** BEGIN Entries supplied **

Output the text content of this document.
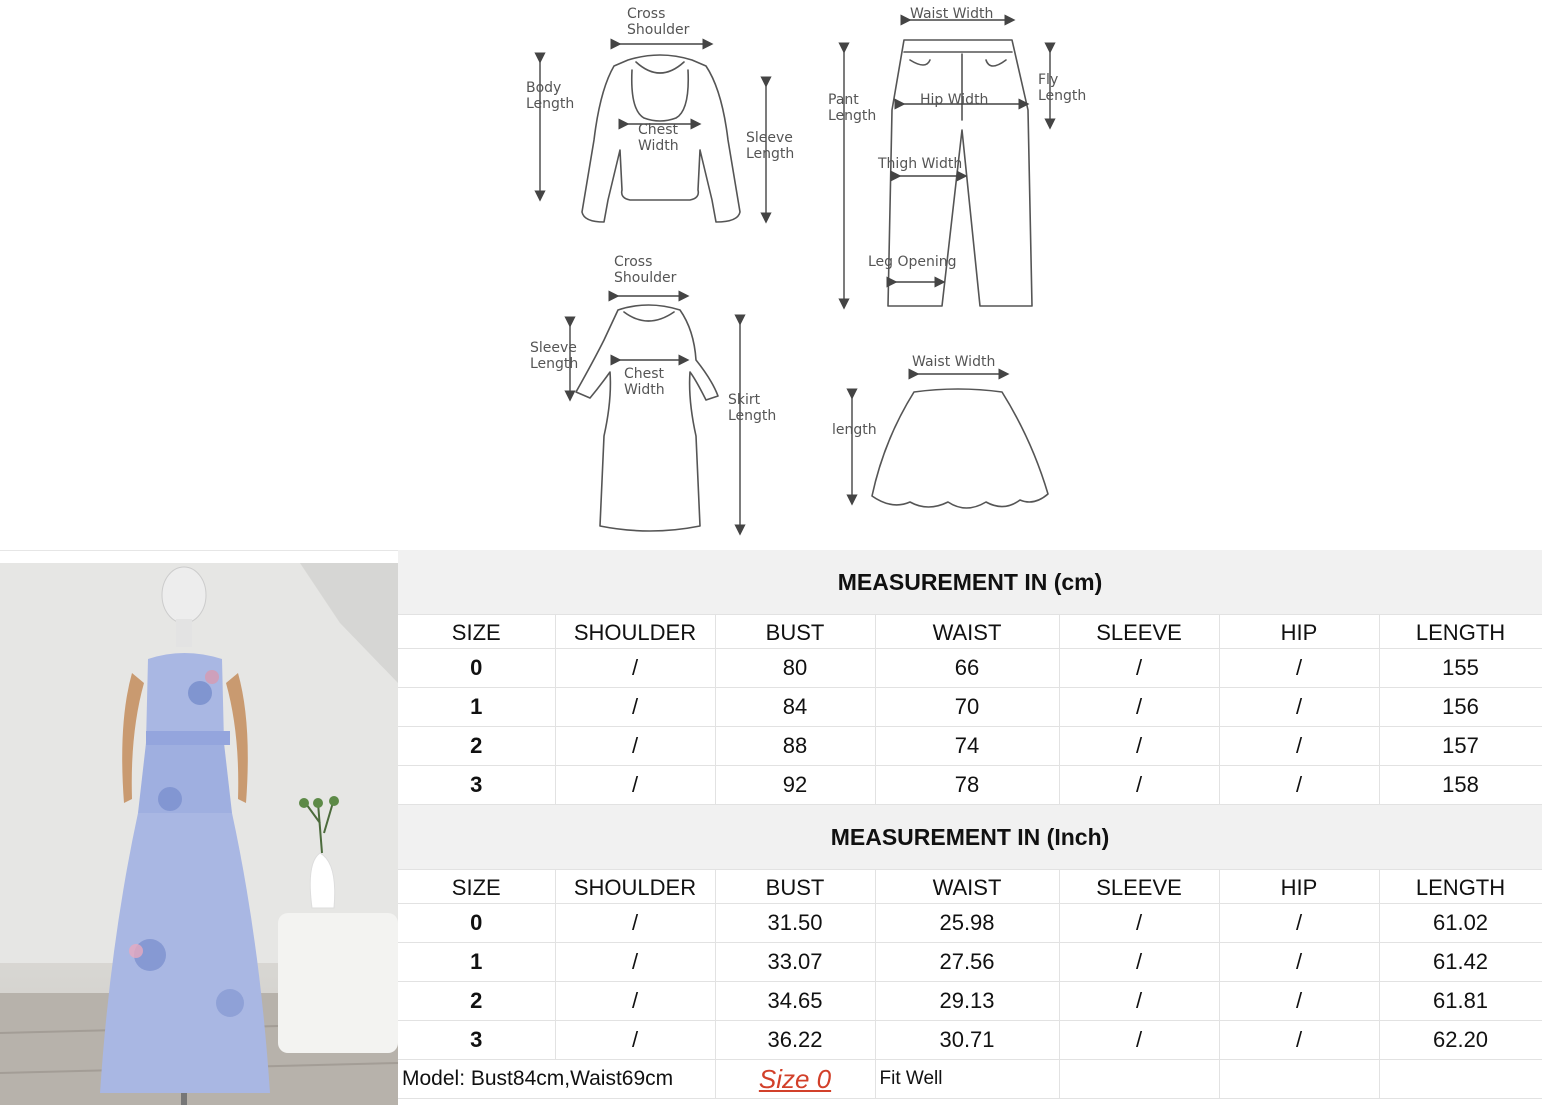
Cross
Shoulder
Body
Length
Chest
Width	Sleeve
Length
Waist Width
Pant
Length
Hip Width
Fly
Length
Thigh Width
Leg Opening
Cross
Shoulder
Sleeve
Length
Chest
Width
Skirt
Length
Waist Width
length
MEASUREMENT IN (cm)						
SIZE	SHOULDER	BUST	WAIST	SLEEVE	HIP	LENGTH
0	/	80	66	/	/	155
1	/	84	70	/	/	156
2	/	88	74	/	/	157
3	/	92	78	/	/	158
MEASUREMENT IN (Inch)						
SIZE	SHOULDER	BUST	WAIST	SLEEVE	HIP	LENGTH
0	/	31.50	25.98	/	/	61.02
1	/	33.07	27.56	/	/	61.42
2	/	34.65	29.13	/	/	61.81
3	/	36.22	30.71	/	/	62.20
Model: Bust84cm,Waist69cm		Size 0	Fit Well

** END Entries supplied **
** BEGIN Entries supplied **

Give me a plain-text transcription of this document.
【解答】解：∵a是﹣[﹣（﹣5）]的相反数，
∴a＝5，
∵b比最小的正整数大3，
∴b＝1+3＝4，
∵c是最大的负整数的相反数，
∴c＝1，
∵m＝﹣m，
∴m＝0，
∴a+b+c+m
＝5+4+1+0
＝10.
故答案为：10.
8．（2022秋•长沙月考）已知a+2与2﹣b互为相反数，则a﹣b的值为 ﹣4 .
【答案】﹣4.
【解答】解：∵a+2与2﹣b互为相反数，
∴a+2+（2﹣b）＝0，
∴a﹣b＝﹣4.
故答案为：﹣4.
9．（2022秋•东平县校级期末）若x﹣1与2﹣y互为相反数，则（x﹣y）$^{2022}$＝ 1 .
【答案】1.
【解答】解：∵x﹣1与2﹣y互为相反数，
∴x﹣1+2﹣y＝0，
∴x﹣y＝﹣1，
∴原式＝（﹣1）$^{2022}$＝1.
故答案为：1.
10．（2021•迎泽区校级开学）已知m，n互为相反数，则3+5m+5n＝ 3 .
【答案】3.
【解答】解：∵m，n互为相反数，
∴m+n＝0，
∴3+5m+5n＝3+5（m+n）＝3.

** END Entries supplied **

Problem details:
Copy every line from the entries that contains the word "b互为相反数".

Response:
8．（2022秋•长沙月考）已知a+2与2﹣b互为相反数，则a﹣b的值为 ﹣4 .
【解答】解：∵a+2与2﹣b互为相反数，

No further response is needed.